=== Exercise material ===
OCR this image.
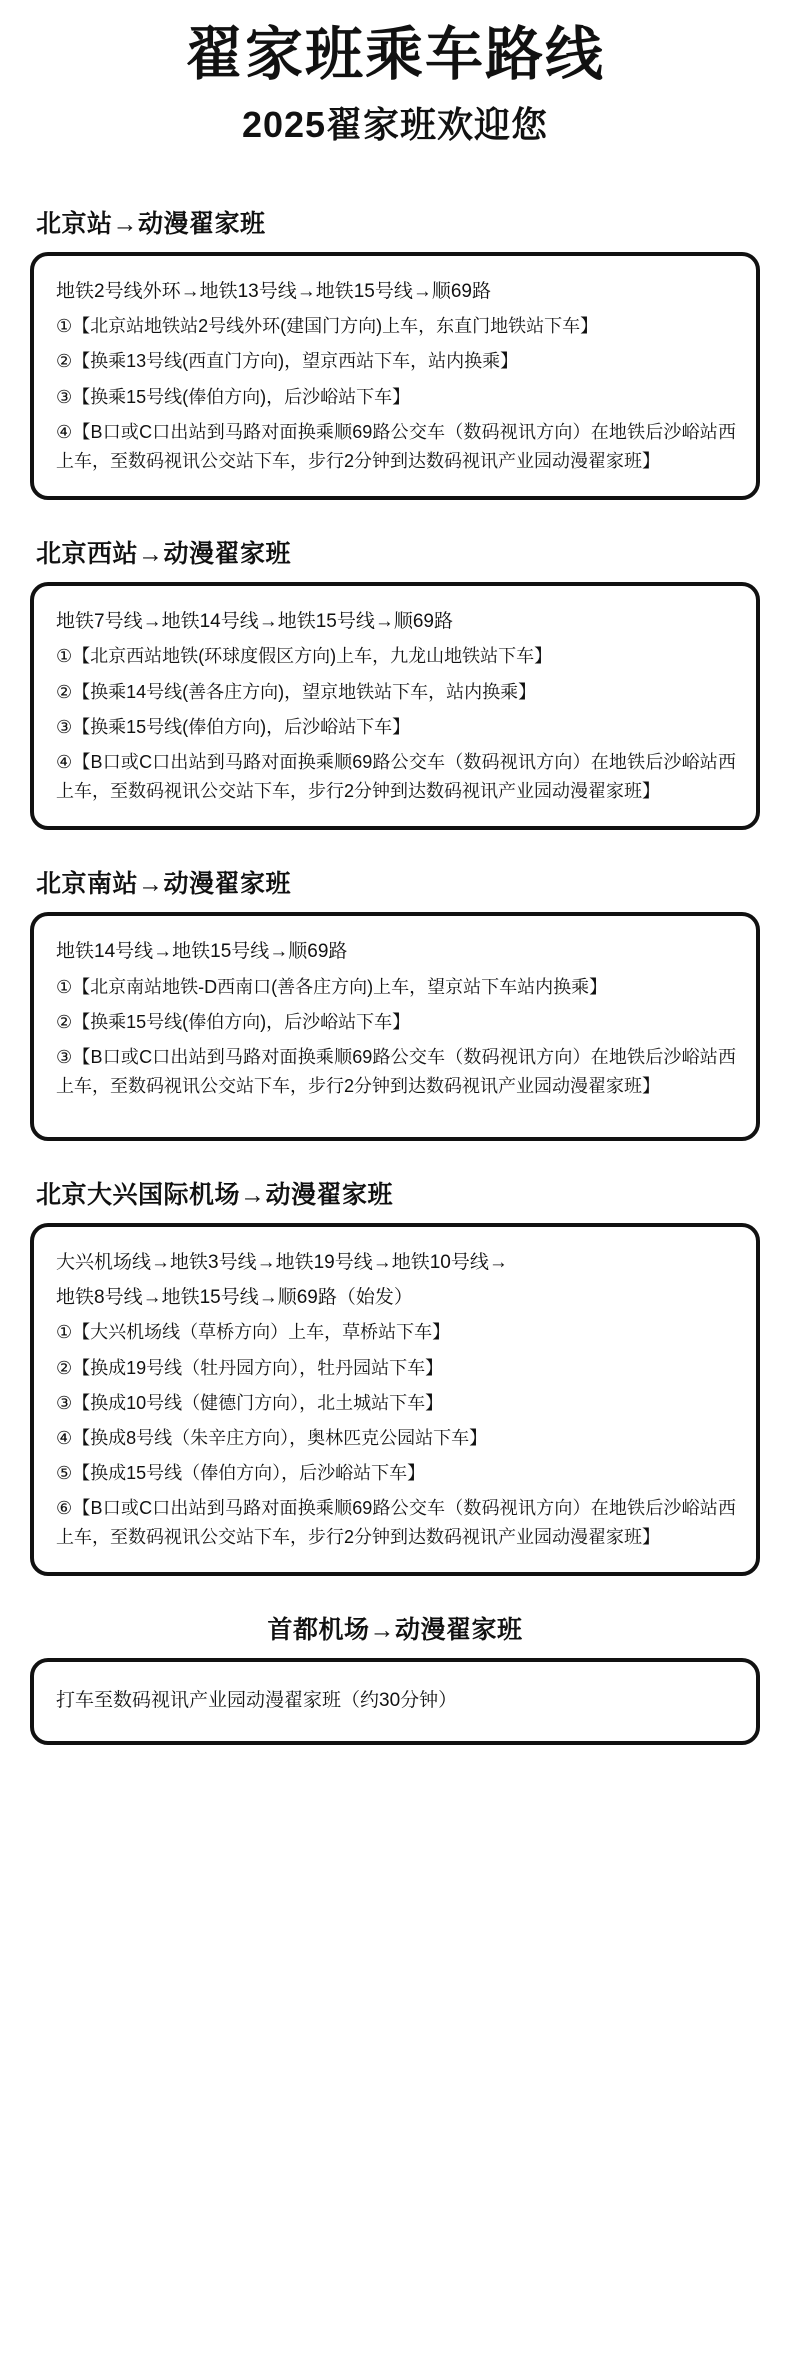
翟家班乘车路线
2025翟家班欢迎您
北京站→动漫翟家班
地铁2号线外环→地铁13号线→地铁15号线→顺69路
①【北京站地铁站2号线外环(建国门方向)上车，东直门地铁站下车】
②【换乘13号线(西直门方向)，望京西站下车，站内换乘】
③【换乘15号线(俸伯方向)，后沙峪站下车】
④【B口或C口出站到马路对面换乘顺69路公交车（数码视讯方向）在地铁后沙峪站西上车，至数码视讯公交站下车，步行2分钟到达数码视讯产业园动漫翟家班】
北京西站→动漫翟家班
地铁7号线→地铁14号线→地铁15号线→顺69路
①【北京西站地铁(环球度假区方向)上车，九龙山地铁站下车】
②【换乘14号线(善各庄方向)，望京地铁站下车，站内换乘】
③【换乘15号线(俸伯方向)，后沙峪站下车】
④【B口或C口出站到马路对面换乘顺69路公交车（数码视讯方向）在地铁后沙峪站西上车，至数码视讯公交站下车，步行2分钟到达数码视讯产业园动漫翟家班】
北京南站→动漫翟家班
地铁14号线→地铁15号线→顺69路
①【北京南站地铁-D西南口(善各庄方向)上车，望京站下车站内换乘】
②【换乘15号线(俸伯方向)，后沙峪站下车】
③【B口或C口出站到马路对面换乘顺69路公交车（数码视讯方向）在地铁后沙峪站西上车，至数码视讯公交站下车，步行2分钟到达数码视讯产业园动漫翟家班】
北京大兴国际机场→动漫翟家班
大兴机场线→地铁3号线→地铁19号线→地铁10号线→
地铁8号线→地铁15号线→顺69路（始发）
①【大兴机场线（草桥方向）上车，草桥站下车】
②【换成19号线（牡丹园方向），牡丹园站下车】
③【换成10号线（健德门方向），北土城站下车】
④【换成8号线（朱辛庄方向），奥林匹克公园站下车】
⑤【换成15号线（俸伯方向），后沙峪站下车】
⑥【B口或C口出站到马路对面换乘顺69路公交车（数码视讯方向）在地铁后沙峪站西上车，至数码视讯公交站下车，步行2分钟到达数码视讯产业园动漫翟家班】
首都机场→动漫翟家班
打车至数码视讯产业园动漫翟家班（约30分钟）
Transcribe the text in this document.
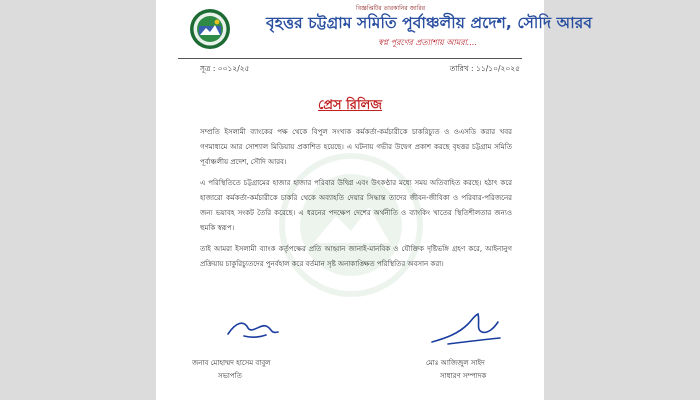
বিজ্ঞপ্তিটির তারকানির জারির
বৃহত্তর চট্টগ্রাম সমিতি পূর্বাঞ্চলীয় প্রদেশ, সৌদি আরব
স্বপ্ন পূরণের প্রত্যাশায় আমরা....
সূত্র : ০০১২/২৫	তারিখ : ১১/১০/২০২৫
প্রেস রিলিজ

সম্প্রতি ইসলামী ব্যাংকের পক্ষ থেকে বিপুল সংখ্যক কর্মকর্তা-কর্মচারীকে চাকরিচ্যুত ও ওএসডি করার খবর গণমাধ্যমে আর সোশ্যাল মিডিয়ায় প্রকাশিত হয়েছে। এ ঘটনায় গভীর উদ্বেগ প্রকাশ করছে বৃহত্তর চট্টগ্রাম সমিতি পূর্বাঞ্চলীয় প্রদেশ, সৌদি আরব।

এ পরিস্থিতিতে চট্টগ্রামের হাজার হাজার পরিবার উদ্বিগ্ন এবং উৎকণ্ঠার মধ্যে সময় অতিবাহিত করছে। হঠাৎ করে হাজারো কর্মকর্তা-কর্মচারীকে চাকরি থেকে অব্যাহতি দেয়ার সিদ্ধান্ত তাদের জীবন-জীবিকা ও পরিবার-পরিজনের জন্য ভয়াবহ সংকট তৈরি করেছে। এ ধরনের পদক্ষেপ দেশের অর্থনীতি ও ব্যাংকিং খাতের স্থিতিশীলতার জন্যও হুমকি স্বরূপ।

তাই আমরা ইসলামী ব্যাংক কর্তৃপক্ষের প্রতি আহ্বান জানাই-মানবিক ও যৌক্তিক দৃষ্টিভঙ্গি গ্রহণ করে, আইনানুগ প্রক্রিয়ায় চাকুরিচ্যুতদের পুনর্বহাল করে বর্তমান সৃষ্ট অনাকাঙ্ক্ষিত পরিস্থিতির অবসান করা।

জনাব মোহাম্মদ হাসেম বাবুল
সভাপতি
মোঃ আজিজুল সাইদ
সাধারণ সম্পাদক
===
=== Exercise material ===
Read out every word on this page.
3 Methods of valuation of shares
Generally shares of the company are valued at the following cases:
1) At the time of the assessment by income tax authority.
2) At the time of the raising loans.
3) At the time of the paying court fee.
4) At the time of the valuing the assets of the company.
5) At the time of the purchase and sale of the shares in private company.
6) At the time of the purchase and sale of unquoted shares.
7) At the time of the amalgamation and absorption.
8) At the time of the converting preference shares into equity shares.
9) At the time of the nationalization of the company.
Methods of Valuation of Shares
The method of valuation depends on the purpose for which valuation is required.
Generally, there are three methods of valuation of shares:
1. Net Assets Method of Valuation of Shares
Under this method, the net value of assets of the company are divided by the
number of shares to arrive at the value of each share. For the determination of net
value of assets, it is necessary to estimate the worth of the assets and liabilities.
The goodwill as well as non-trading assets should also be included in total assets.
===
=== Exercise material ===
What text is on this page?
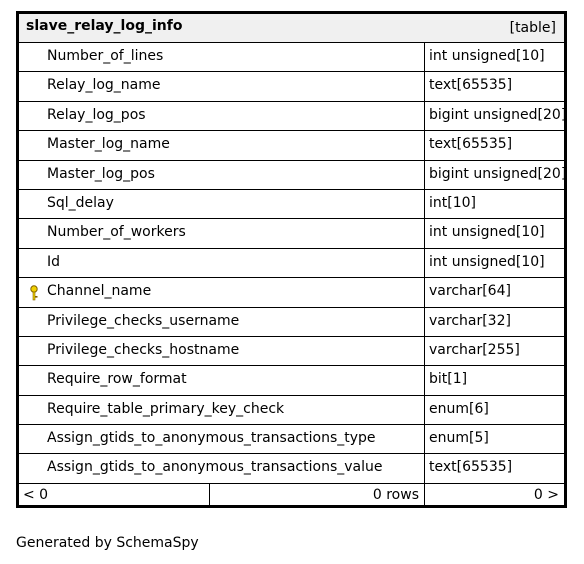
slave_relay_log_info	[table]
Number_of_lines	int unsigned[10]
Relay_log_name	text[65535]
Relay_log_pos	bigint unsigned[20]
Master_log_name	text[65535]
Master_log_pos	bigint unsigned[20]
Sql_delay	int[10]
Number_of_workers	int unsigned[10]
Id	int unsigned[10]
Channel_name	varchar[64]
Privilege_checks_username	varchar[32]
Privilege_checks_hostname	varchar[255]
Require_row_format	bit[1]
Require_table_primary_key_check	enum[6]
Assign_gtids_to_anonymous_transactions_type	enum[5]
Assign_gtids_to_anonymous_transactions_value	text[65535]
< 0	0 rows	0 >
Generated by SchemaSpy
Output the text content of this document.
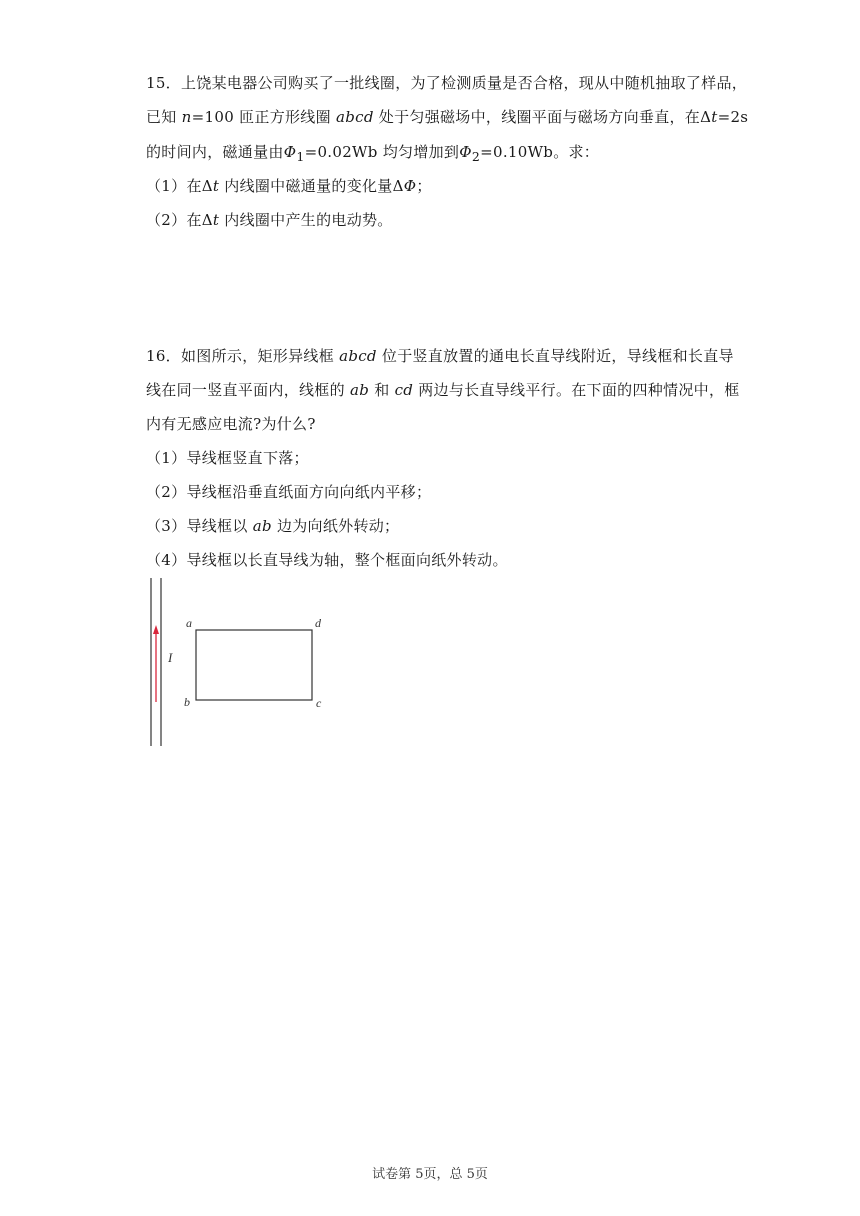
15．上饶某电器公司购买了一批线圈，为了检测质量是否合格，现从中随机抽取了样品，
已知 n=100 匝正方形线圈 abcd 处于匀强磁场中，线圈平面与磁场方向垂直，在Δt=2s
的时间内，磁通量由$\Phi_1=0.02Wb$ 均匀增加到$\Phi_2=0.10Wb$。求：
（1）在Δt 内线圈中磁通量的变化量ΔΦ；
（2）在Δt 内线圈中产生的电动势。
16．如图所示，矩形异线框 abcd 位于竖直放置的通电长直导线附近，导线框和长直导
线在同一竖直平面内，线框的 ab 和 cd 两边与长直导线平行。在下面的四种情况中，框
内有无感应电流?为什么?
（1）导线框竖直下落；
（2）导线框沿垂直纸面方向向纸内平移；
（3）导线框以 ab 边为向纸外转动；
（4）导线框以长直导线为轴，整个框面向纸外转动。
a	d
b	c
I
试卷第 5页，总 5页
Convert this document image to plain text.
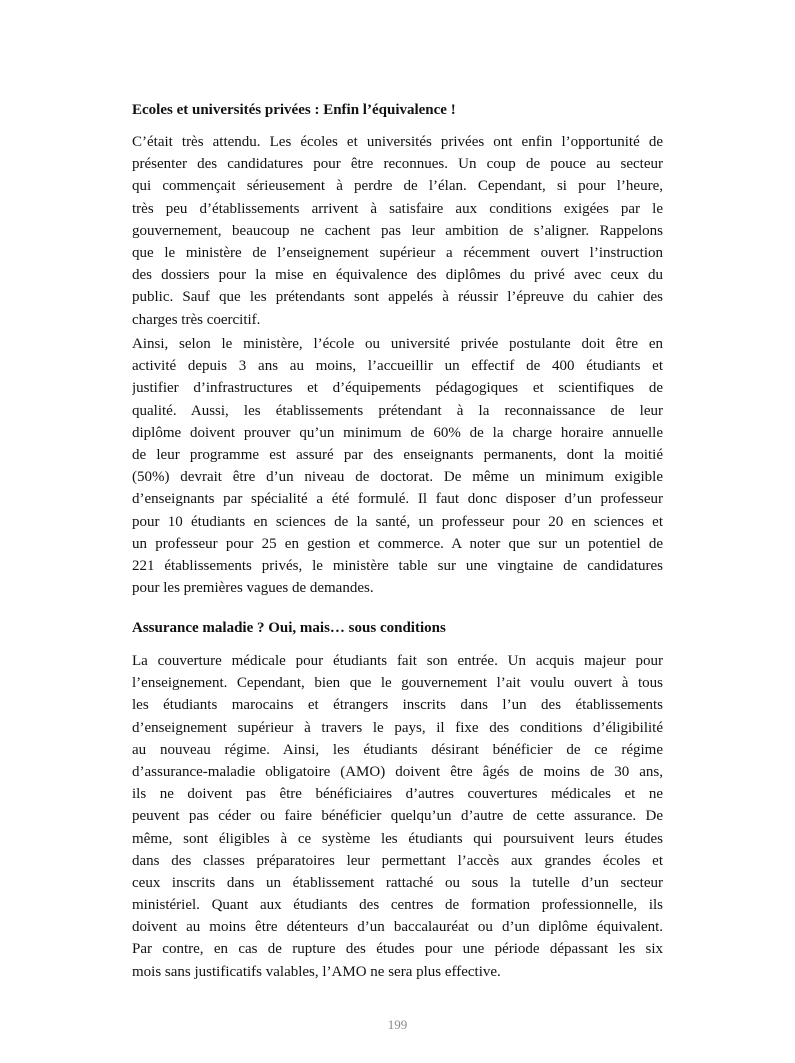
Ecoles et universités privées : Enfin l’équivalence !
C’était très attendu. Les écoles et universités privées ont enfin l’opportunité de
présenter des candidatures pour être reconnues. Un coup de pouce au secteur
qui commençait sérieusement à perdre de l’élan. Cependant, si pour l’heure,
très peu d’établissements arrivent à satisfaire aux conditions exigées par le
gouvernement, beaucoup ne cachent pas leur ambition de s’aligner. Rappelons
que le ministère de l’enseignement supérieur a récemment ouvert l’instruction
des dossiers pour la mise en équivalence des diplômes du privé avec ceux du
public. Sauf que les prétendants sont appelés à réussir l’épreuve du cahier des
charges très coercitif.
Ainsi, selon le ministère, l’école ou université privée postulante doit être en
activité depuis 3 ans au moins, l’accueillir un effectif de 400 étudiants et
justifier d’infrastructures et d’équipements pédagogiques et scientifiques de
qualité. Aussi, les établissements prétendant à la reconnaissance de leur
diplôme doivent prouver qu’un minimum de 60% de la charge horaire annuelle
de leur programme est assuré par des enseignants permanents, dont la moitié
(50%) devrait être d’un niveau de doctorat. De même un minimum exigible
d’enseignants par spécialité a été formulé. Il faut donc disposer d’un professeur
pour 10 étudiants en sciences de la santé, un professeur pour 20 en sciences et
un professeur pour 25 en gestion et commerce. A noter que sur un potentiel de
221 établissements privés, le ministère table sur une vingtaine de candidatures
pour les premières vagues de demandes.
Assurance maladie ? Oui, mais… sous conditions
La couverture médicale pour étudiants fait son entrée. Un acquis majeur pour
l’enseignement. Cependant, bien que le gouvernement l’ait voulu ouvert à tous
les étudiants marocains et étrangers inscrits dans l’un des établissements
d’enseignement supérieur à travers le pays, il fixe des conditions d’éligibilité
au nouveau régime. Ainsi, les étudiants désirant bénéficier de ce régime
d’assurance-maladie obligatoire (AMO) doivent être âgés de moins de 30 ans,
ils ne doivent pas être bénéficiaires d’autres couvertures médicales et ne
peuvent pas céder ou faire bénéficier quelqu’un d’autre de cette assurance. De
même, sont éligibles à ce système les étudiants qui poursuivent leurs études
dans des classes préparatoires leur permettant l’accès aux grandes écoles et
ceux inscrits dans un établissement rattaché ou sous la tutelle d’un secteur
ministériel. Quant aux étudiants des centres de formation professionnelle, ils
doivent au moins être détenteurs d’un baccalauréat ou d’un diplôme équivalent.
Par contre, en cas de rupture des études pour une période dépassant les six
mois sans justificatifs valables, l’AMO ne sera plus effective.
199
===
What is needed ->
In the records above, locate the lines holding the word "candidatures". Copy each of them.

Written response ->
présenter des candidatures pour être reconnues. Un coup de pouce au secteur
221 établissements privés, le ministère table sur une vingtaine de candidatures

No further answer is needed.